SUPPLIED RECORDS:

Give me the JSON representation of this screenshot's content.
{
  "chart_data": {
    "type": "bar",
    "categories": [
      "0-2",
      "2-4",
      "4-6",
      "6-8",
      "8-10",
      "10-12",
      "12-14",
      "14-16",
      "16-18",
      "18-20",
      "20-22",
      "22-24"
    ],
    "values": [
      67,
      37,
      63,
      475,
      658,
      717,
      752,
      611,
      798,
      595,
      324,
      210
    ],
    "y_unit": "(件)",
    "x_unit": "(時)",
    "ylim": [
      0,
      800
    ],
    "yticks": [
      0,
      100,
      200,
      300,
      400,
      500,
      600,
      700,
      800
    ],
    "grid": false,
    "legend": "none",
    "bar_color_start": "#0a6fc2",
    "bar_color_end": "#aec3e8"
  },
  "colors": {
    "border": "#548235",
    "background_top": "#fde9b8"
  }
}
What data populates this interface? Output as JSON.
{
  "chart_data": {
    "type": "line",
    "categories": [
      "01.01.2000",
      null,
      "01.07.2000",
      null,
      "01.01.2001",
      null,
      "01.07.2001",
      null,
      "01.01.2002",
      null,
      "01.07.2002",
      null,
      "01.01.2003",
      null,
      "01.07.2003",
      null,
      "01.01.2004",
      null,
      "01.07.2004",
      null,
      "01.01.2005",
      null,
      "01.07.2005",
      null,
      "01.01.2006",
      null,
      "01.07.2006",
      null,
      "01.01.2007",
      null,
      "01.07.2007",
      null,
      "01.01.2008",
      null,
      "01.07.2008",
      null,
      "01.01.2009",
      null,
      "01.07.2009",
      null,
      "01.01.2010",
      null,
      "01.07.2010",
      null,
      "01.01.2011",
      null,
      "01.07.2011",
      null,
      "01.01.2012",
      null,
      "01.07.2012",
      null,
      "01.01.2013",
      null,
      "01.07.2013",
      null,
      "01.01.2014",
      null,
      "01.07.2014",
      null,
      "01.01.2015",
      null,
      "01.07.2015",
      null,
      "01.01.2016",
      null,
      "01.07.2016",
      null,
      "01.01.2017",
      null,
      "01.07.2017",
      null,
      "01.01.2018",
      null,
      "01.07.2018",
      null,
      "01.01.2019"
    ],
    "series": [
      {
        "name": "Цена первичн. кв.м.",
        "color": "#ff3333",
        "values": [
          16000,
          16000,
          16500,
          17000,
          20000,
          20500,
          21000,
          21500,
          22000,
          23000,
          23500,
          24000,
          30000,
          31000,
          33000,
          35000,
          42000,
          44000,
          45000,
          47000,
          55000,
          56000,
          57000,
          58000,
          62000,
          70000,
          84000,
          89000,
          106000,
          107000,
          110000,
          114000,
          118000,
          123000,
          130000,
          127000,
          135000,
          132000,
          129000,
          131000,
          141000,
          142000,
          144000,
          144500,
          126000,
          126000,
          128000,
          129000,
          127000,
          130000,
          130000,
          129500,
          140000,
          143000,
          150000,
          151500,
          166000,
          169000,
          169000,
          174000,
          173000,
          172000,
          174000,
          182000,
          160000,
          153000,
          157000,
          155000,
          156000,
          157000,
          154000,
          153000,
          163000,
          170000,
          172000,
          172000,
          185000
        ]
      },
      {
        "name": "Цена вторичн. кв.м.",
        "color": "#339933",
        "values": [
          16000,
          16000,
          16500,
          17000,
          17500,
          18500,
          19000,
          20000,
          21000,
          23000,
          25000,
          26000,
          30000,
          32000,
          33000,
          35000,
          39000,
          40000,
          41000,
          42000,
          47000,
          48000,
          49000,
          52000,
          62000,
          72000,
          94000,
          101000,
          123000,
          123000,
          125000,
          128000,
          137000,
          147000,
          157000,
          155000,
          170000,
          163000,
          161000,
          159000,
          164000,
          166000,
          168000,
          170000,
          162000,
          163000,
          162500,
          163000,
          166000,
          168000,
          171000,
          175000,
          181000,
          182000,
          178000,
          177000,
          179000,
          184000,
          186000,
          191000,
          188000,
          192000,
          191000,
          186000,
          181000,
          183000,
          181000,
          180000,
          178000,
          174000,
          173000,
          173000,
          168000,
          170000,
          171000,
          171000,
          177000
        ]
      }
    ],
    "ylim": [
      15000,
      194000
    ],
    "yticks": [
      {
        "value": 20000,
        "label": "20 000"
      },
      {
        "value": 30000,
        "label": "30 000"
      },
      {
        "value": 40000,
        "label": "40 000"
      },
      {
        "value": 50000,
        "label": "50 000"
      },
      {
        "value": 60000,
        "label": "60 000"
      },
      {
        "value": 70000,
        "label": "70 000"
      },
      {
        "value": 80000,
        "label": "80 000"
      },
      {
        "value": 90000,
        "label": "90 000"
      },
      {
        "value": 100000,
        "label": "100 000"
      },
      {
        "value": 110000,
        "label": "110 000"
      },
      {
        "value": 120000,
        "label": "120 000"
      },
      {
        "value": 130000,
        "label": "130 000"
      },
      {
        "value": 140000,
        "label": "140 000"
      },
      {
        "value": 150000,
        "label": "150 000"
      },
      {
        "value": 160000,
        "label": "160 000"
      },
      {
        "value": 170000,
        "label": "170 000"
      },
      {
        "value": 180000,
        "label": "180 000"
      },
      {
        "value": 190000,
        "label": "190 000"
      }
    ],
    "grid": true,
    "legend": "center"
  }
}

GIVEN EXERCISE: From the listing above, copy out each line where the word "name" appears.

FULL SOLUTION:
        "name": "Цена первичн. кв.м.",
        "name": "Цена вторичн. кв.м.",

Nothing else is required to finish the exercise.